* Start *
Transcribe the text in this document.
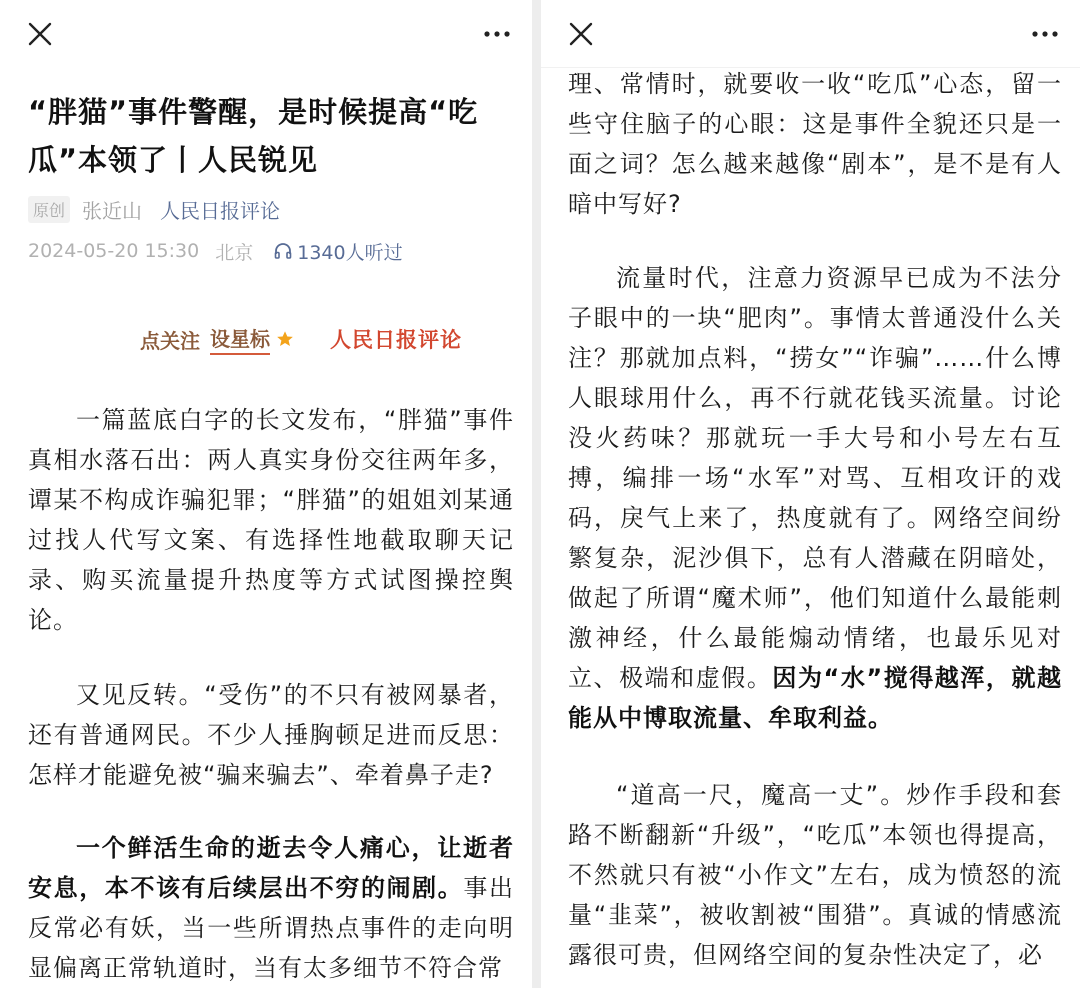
“胖猫”事件警醒，是时候提高“吃瓜”本领了丨人民锐见
原创 张近山 人民日报评论
2024-05-20 15:30 北京 1340人听过
点关注 设星标	人民日报评论

一篇蓝底白字的长文发布，“胖猫”事件真相水落石出：两人真实身份交往两年多，谭某不构成诈骗犯罪；“胖猫”的姐姐刘某通过找人代写文案、有选择性地截取聊天记录、购买流量提升热度等方式试图操控舆论。

又见反转。“受伤”的不只有被网暴者，还有普通网民。不少人捶胸顿足进而反思：怎样才能避免被“骗来骗去”、牵着鼻子走?

一个鲜活生命的逝去令人痛心，让逝者安息，本不该有后续层出不穷的闹剧。事出反常必有妖，当一些所谓热点事件的走向明显偏离正常轨道时，当有太多细节不符合常

理、常情时，就要收一收“吃瓜”心态，留一些守住脑子的心眼：这是事件全貌还只是一面之词？怎么越来越像“剧本”，是不是有人暗中写好?

流量时代，注意力资源早已成为不法分子眼中的一块“肥肉”。事情太普通没什么关注？那就加点料，“捞女”“诈骗”……什么博人眼球用什么，再不行就花钱买流量。讨论没火药味？那就玩一手大号和小号左右互搏，编排一场“水军”对骂、互相攻讦的戏码，戾气上来了，热度就有了。网络空间纷繁复杂，泥沙俱下，总有人潜藏在阴暗处，做起了所谓“魔术师”，他们知道什么最能刺激神经，什么最能煽动情绪，也最乐见对立、极端和虚假。因为“水”搅得越浑，就越能从中博取流量、牟取利益。

“道高一尺，魔高一丈”。炒作手段和套路不断翻新“升级”，“吃瓜”本领也得提高，不然就只有被“小作文”左右，成为愤怒的流量“韭菜”，被收割被“围猎”。真诚的情感流露很可贵，但网络空间的复杂性决定了，必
* End *
#### WHAT IS NEEDED
Excluding the pictures, restate the records above word for word.

#### ANSWER TO THIS PROBLEM
Transcribe the text in this document.
“胖猫”事件警醒，是时候提高“吃瓜”本领了丨人民锐见
原创 张近山 人民日报评论
2024-05-20 15:30 北京 1340人听过
点关注 设星标	人民日报评论

一篇蓝底白字的长文发布，“胖猫”事件真相水落石出：两人真实身份交往两年多，谭某不构成诈骗犯罪；“胖猫”的姐姐刘某通过找人代写文案、有选择性地截取聊天记录、购买流量提升热度等方式试图操控舆论。

又见反转。“受伤”的不只有被网暴者，还有普通网民。不少人捶胸顿足进而反思：怎样才能避免被“骗来骗去”、牵着鼻子走?

一个鲜活生命的逝去令人痛心，让逝者安息，本不该有后续层出不穷的闹剧。事出反常必有妖，当一些所谓热点事件的走向明显偏离正常轨道时，当有太多细节不符合常

理、常情时，就要收一收“吃瓜”心态，留一些守住脑子的心眼：这是事件全貌还只是一面之词？怎么越来越像“剧本”，是不是有人暗中写好?

流量时代，注意力资源早已成为不法分子眼中的一块“肥肉”。事情太普通没什么关注？那就加点料，“捞女”“诈骗”……什么博人眼球用什么，再不行就花钱买流量。讨论没火药味？那就玩一手大号和小号左右互搏，编排一场“水军”对骂、互相攻讦的戏码，戾气上来了，热度就有了。网络空间纷繁复杂，泥沙俱下，总有人潜藏在阴暗处，做起了所谓“魔术师”，他们知道什么最能刺激神经，什么最能煽动情绪，也最乐见对立、极端和虚假。因为“水”搅得越浑，就越能从中博取流量、牟取利益。

“道高一尺，魔高一丈”。炒作手段和套路不断翻新“升级”，“吃瓜”本领也得提高，不然就只有被“小作文”左右，成为愤怒的流量“韭菜”，被收割被“围猎”。真诚的情感流露很可贵，但网络空间的复杂性决定了，必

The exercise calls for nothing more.